Copy each line below in which the word "Erzsébet" occurs.

---

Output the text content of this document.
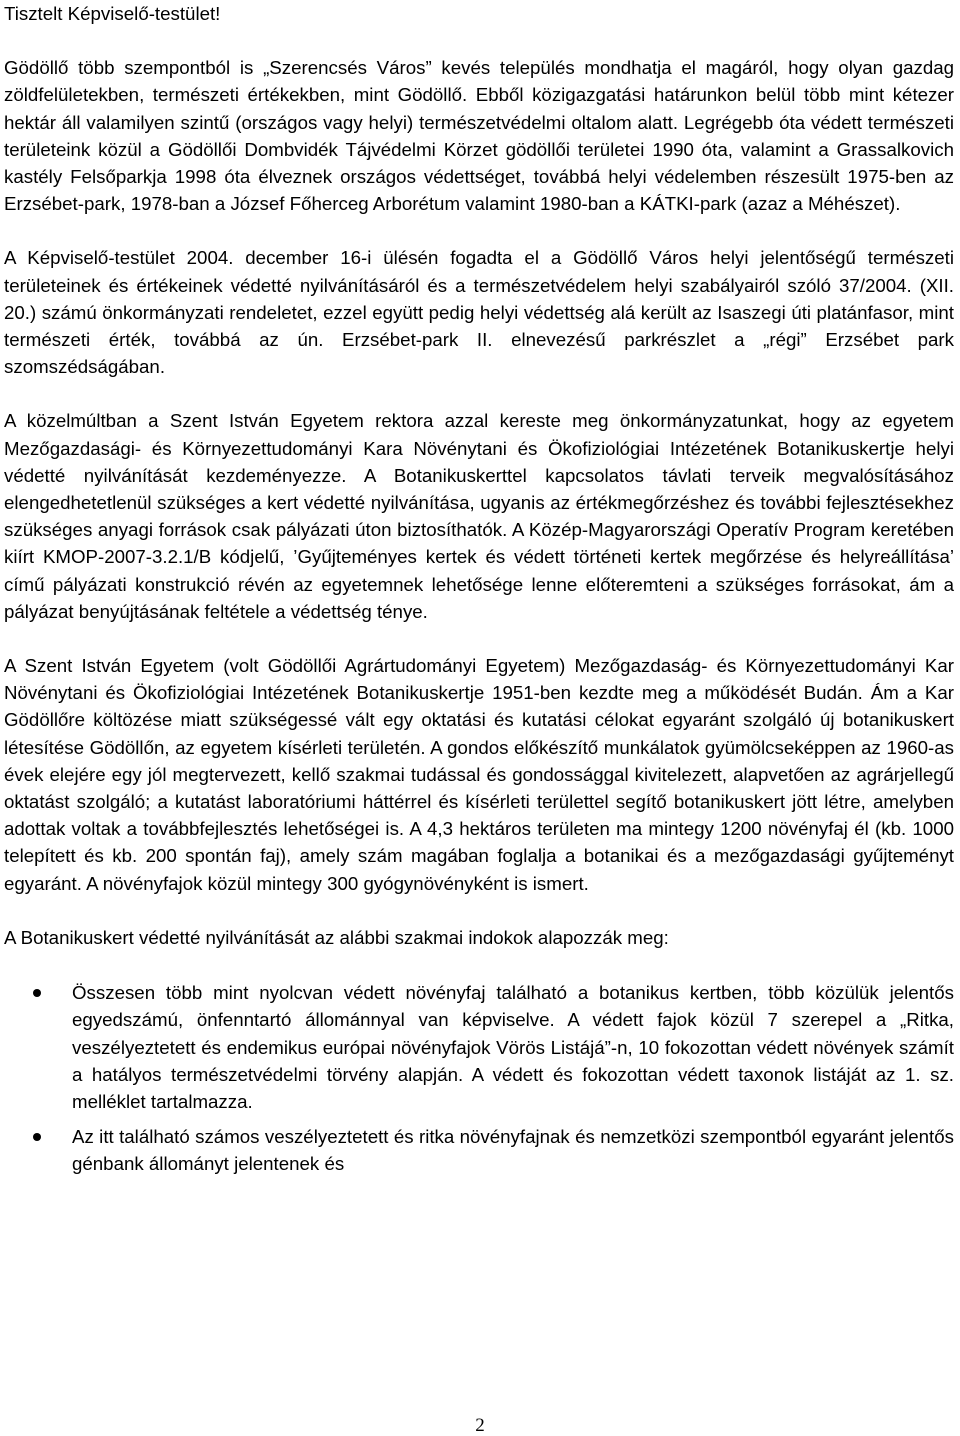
Tisztelt Képviselő-testület!

Gödöllő több szempontból is „Szerencsés Város” kevés település mondhatja el magáról, hogy olyan gazdag zöldfelületekben, természeti értékekben, mint Gödöllő. Ebből közigazgatási határunkon belül több mint kétezer hektár áll valamilyen szintű (országos vagy helyi) természetvédelmi oltalom alatt. Legrégebb óta védett természeti területeink közül a Gödöllői Dombvidék Tájvédelmi Körzet gödöllői területei 1990 óta, valamint a Grassalkovich kastély Felsőparkja 1998 óta élveznek országos védettséget, továbbá helyi védelemben részesült 1975-ben az Erzsébet-park, 1978-ban a József Főherceg Arborétum valamint 1980-ban a KÁTKI-park (azaz a Méhészet).

A Képviselő-testület 2004. december 16-i ülésén fogadta el a Gödöllő Város helyi jelentőségű természeti területeinek és értékeinek védetté nyilvánításáról és a természetvédelem helyi szabályairól szóló 37/2004. (XII. 20.) számú önkormányzati rendeletet, ezzel együtt pedig helyi védettség alá került az Isaszegi úti platánfasor, mint természeti érték, továbbá az ún. Erzsébet-park II. elnevezésű parkrészlet a „régi” Erzsébet park szomszédságában.

A közelmúltban a Szent István Egyetem rektora azzal kereste meg önkormányzatunkat, hogy az egyetem Mezőgazdasági- és Környezettudományi Kara Növénytani és Ökofiziológiai Intézetének Botanikuskertje helyi védetté nyilvánítását kezdeményezze. A Botanikuskerttel kapcsolatos távlati terveik megvalósításához elengedhetetlenül szükséges a kert védetté nyilvánítása, ugyanis az értékmegőrzéshez és további fejlesztésekhez szükséges anyagi források csak pályázati úton biztosíthatók. A Közép-Magyarországi Operatív Program keretében kiírt KMOP-2007-3.2.1/B kódjelű, ’Gyűjteményes kertek és védett történeti kertek megőrzése és helyreállítása’ című pályázati konstrukció révén az egyetemnek lehetősége lenne előteremteni a szükséges forrásokat, ám a pályázat benyújtásának feltétele a védettség ténye.

A Szent István Egyetem (volt Gödöllői Agrártudományi Egyetem) Mezőgazdaság- és Környezettudományi Kar Növénytani és Ökofiziológiai Intézetének Botanikuskertje 1951-ben kezdte meg a működését Budán. Ám a Kar Gödöllőre költözése miatt szükségessé vált egy oktatási és kutatási célokat egyaránt szolgáló új botanikuskert létesítése Gödöllőn, az egyetem kísérleti területén. A gondos előkészítő munkálatok gyümölcseképpen az 1960-as évek elejére egy jól megtervezett, kellő szakmai tudással és gondossággal kivitelezett, alapvetően az agrárjellegű oktatást szolgáló; a kutatást laboratóriumi háttérrel és kísérleti területtel segítő botanikuskert jött létre, amelyben adottak voltak a továbbfejlesztés lehetőségei is. A 4,3 hektáros területen ma mintegy 1200 növényfaj él (kb. 1000 telepített és kb. 200 spontán faj), amely szám magában foglalja a botanikai és a mezőgazdasági gyűjteményt egyaránt. A növényfajok közül mintegy 300 gyógynövényként is ismert.

A Botanikuskert védetté nyilvánítását az alábbi szakmai indokok alapozzák meg:

Összesen több mint nyolcvan védett növényfaj található a botanikus kertben, több közülük jelentős egyedszámú, önfenntartó állománnyal van képviselve. A védett fajok közül 7 szerepel a „Ritka, veszélyeztetett és endemikus európai növényfajok Vörös Listájá”-n, 10 fokozottan védett növények számít a hatályos természetvédelmi törvény alapján. A védett és fokozottan védett taxonok listáját az 1. sz. melléklet tartalmazza.
Az itt található számos veszélyeztetett és ritka növényfajnak és nemzetközi szempontból egyaránt jelentős génbank állományt jelentenek és
2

---

Response below:
Gödöllő több szempontból is „Szerencsés Város” kevés település mondhatja el magáról, hogy olyan gazdag zöldfelületekben, természeti értékekben, mint Gödöllő. Ebből közigazgatási határunkon belül több mint kétezer hektár áll valamilyen szintű (országos vagy helyi) természetvédelmi oltalom alatt. Legrégebb óta védett természeti területeink közül a Gödöllői Dombvidék Tájvédelmi Körzet gödöllői területei 1990 óta, valamint a Grassalkovich kastély Felsőparkja 1998 óta élveznek országos védettséget, továbbá helyi védelemben részesült 1975-ben az Erzsébet-park, 1978-ban a József Főherceg Arborétum valamint 1980-ban a KÁTKI-park (azaz a Méhészet).
A Képviselő-testület 2004. december 16-i ülésén fogadta el a Gödöllő Város helyi jelentőségű természeti területeinek és értékeinek védetté nyilvánításáról és a természetvédelem helyi szabályairól szóló 37/2004. (XII. 20.) számú önkormányzati rendeletet, ezzel együtt pedig helyi védettség alá került az Isaszegi úti platánfasor, mint természeti érték, továbbá az ún. Erzsébet-park II. elnevezésű parkrészlet a „régi” Erzsébet park szomszédságában.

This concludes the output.